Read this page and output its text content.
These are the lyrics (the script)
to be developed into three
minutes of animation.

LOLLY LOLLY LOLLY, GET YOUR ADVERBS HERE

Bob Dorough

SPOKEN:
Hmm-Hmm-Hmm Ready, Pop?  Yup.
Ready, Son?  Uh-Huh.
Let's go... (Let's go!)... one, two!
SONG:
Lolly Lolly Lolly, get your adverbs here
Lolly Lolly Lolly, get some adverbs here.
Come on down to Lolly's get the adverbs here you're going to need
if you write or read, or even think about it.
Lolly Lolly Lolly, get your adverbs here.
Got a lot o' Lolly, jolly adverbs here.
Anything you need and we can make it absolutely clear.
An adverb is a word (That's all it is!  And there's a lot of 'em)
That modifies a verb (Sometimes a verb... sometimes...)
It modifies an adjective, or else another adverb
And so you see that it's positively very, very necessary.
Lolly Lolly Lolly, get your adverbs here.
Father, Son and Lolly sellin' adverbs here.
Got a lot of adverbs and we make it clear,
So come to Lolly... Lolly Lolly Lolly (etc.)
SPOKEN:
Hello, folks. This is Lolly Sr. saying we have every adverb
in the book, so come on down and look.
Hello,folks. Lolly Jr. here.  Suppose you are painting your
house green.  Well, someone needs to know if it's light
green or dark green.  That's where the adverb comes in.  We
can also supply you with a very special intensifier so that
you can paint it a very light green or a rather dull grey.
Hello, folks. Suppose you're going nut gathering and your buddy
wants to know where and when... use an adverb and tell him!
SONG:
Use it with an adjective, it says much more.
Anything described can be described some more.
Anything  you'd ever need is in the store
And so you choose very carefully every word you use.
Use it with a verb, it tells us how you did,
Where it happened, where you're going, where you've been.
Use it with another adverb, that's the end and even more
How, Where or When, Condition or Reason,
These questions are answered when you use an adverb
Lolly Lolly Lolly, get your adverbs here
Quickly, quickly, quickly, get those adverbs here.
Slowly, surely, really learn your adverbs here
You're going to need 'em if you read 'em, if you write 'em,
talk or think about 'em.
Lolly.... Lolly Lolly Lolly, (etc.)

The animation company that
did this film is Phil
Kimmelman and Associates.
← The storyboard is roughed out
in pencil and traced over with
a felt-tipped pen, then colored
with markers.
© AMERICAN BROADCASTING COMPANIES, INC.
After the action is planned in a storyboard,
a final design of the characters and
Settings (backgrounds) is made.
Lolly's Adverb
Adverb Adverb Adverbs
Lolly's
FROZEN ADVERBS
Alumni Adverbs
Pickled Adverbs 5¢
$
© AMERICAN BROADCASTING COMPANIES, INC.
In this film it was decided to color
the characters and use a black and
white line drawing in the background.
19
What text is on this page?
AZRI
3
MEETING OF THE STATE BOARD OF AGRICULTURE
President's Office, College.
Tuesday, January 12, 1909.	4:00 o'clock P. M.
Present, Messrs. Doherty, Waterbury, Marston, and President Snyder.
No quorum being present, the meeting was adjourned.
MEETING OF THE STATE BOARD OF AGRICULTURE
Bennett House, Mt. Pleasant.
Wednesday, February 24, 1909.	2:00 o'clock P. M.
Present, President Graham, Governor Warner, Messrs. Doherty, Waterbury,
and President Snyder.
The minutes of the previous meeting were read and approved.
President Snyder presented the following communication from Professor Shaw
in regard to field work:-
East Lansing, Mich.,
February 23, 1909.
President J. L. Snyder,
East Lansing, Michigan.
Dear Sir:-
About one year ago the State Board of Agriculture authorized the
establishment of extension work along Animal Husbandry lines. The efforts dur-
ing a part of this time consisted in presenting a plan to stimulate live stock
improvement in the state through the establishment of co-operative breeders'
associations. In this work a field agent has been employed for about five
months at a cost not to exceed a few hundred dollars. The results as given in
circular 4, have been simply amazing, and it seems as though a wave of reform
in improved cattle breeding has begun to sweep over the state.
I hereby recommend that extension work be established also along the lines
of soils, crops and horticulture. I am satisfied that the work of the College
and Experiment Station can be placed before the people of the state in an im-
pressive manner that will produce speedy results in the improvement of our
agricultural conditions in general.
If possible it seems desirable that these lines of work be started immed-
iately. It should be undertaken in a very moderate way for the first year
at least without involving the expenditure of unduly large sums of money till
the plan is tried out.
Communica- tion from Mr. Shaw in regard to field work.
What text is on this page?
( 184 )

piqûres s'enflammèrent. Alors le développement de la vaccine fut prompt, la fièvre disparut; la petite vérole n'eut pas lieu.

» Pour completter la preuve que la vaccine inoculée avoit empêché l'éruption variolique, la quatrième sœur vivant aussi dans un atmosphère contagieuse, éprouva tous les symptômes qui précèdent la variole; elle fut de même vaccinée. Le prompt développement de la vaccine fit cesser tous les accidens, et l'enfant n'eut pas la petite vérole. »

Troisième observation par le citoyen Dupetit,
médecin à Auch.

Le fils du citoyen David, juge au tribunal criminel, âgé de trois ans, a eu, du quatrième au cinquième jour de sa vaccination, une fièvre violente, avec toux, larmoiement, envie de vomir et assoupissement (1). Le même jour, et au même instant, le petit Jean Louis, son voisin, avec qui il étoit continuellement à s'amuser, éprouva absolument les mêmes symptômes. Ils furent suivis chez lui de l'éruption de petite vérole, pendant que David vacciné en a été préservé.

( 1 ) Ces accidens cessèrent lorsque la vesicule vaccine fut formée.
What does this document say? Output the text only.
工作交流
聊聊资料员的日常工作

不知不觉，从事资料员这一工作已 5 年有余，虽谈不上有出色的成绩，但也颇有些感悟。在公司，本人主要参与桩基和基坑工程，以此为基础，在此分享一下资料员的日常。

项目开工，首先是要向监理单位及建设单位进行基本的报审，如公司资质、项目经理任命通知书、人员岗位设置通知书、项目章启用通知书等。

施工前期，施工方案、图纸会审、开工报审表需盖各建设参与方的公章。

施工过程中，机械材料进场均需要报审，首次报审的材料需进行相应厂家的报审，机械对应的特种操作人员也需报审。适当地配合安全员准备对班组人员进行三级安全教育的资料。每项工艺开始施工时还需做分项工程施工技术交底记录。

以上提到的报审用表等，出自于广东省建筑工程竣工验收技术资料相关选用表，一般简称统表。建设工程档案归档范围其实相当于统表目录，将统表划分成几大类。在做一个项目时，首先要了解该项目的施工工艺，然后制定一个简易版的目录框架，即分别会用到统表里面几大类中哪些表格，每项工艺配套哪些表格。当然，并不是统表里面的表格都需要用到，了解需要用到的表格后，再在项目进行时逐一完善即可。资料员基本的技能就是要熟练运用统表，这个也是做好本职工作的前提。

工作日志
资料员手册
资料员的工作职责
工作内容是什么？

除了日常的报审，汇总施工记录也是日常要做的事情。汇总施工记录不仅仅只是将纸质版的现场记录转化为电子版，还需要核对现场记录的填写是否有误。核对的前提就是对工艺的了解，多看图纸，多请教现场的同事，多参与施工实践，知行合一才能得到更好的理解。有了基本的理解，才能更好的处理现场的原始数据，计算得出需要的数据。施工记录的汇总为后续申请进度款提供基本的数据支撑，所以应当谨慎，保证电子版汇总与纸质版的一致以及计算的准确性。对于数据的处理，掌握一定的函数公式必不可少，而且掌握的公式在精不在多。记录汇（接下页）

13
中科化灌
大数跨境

▬▬▬▬▬▬▬▬▬▬

> **EXERCISE AIM**
Extract each entry in full and write it down exactly.

> **THE SOLUTION**
Read this page and output its text content.
These are the lyrics (the script)
to be developed into three
minutes of animation.

LOLLY LOLLY LOLLY, GET YOUR ADVERBS HERE

Bob Dorough

SPOKEN:
Hmm-Hmm-Hmm Ready, Pop?  Yup.
Ready, Son?  Uh-Huh.
Let's go... (Let's go!)... one, two!
SONG:
Lolly Lolly Lolly, get your adverbs here
Lolly Lolly Lolly, get some adverbs here.
Come on down to Lolly's get the adverbs here you're going to need
if you write or read, or even think about it.
Lolly Lolly Lolly, get your adverbs here.
Got a lot o' Lolly, jolly adverbs here.
Anything you need and we can make it absolutely clear.
An adverb is a word (That's all it is!  And there's a lot of 'em)
That modifies a verb (Sometimes a verb... sometimes...)
It modifies an adjective, or else another adverb
And so you see that it's positively very, very necessary.
Lolly Lolly Lolly, get your adverbs here.
Father, Son and Lolly sellin' adverbs here.
Got a lot of adverbs and we make it clear,
So come to Lolly... Lolly Lolly Lolly (etc.)
SPOKEN:
Hello, folks. This is Lolly Sr. saying we have every adverb
in the book, so come on down and look.
Hello,folks. Lolly Jr. here.  Suppose you are painting your
house green.  Well, someone needs to know if it's light
green or dark green.  That's where the adverb comes in.  We
can also supply you with a very special intensifier so that
you can paint it a very light green or a rather dull grey.
Hello, folks. Suppose you're going nut gathering and your buddy
wants to know where and when... use an adverb and tell him!
SONG:
Use it with an adjective, it says much more.
Anything described can be described some more.
Anything  you'd ever need is in the store
And so you choose very carefully every word you use.
Use it with a verb, it tells us how you did,
Where it happened, where you're going, where you've been.
Use it with another adverb, that's the end and even more
How, Where or When, Condition or Reason,
These questions are answered when you use an adverb
Lolly Lolly Lolly, get your adverbs here
Quickly, quickly, quickly, get those adverbs here.
Slowly, surely, really learn your adverbs here
You're going to need 'em if you read 'em, if you write 'em,
talk or think about 'em.
Lolly.... Lolly Lolly Lolly, (etc.)

The animation company that
did this film is Phil
Kimmelman and Associates.
← The storyboard is roughed out
in pencil and traced over with
a felt-tipped pen, then colored
with markers.
© AMERICAN BROADCASTING COMPANIES, INC.
After the action is planned in a storyboard,
a final design of the characters and
Settings (backgrounds) is made.
Lolly's Adverb
Adverb Adverb Adverbs
Lolly's
FROZEN ADVERBS
Alumni Adverbs
Pickled Adverbs 5¢
$
© AMERICAN BROADCASTING COMPANIES, INC.
In this film it was decided to color
the characters and use a black and
white line drawing in the background.
19
What text is on this page?
AZRI
3
MEETING OF THE STATE BOARD OF AGRICULTURE
President's Office, College.
Tuesday, January 12, 1909.	4:00 o'clock P. M.
Present, Messrs. Doherty, Waterbury, Marston, and President Snyder.
No quorum being present, the meeting was adjourned.
MEETING OF THE STATE BOARD OF AGRICULTURE
Bennett House, Mt. Pleasant.
Wednesday, February 24, 1909.	2:00 o'clock P. M.
Present, President Graham, Governor Warner, Messrs. Doherty, Waterbury,
and President Snyder.
The minutes of the previous meeting were read and approved.
President Snyder presented the following communication from Professor Shaw
in regard to field work:-
East Lansing, Mich.,
February 23, 1909.
President J. L. Snyder,
East Lansing, Michigan.
Dear Sir:-
About one year ago the State Board of Agriculture authorized the
establishment of extension work along Animal Husbandry lines. The efforts dur-
ing a part of this time consisted in presenting a plan to stimulate live stock
improvement in the state through the establishment of co-operative breeders'
associations. In this work a field agent has been employed for about five
months at a cost not to exceed a few hundred dollars. The results as given in
circular 4, have been simply amazing, and it seems as though a wave of reform
in improved cattle breeding has begun to sweep over the state.
I hereby recommend that extension work be established also along the lines
of soils, crops and horticulture. I am satisfied that the work of the College
and Experiment Station can be placed before the people of the state in an im-
pressive manner that will produce speedy results in the improvement of our
agricultural conditions in general.
If possible it seems desirable that these lines of work be started immed-
iately. It should be undertaken in a very moderate way for the first year
at least without involving the expenditure of unduly large sums of money till
the plan is tried out.
Communica- tion from Mr. Shaw in regard to field work.
What text is on this page?
( 184 )

piqûres s'enflammèrent. Alors le développement de la vaccine fut prompt, la fièvre disparut; la petite vérole n'eut pas lieu.

» Pour completter la preuve que la vaccine inoculée avoit empêché l'éruption variolique, la quatrième sœur vivant aussi dans un atmosphère contagieuse, éprouva tous les symptômes qui précèdent la variole; elle fut de même vaccinée. Le prompt développement de la vaccine fit cesser tous les accidens, et l'enfant n'eut pas la petite vérole. »

Troisième observation par le citoyen Dupetit,
médecin à Auch.

Le fils du citoyen David, juge au tribunal criminel, âgé de trois ans, a eu, du quatrième au cinquième jour de sa vaccination, une fièvre violente, avec toux, larmoiement, envie de vomir et assoupissement (1). Le même jour, et au même instant, le petit Jean Louis, son voisin, avec qui il étoit continuellement à s'amuser, éprouva absolument les mêmes symptômes. Ils furent suivis chez lui de l'éruption de petite vérole, pendant que David vacciné en a été préservé.

( 1 ) Ces accidens cessèrent lorsque la vesicule vaccine fut formée.
What does this document say? Output the text only.
工作交流
聊聊资料员的日常工作

不知不觉，从事资料员这一工作已 5 年有余，虽谈不上有出色的成绩，但也颇有些感悟。在公司，本人主要参与桩基和基坑工程，以此为基础，在此分享一下资料员的日常。

项目开工，首先是要向监理单位及建设单位进行基本的报审，如公司资质、项目经理任命通知书、人员岗位设置通知书、项目章启用通知书等。

施工前期，施工方案、图纸会审、开工报审表需盖各建设参与方的公章。

施工过程中，机械材料进场均需要报审，首次报审的材料需进行相应厂家的报审，机械对应的特种操作人员也需报审。适当地配合安全员准备对班组人员进行三级安全教育的资料。每项工艺开始施工时还需做分项工程施工技术交底记录。

以上提到的报审用表等，出自于广东省建筑工程竣工验收技术资料相关选用表，一般简称统表。建设工程档案归档范围其实相当于统表目录，将统表划分成几大类。在做一个项目时，首先要了解该项目的施工工艺，然后制定一个简易版的目录框架，即分别会用到统表里面几大类中哪些表格，每项工艺配套哪些表格。当然，并不是统表里面的表格都需要用到，了解需要用到的表格后，再在项目进行时逐一完善即可。资料员基本的技能就是要熟练运用统表，这个也是做好本职工作的前提。

工作日志
资料员手册
资料员的工作职责
工作内容是什么？

除了日常的报审，汇总施工记录也是日常要做的事情。汇总施工记录不仅仅只是将纸质版的现场记录转化为电子版，还需要核对现场记录的填写是否有误。核对的前提就是对工艺的了解，多看图纸，多请教现场的同事，多参与施工实践，知行合一才能得到更好的理解。有了基本的理解，才能更好的处理现场的原始数据，计算得出需要的数据。施工记录的汇总为后续申请进度款提供基本的数据支撑，所以应当谨慎，保证电子版汇总与纸质版的一致以及计算的准确性。对于数据的处理，掌握一定的函数公式必不可少，而且掌握的公式在精不在多。记录汇（接下页）

13
中科化灌
大数跨境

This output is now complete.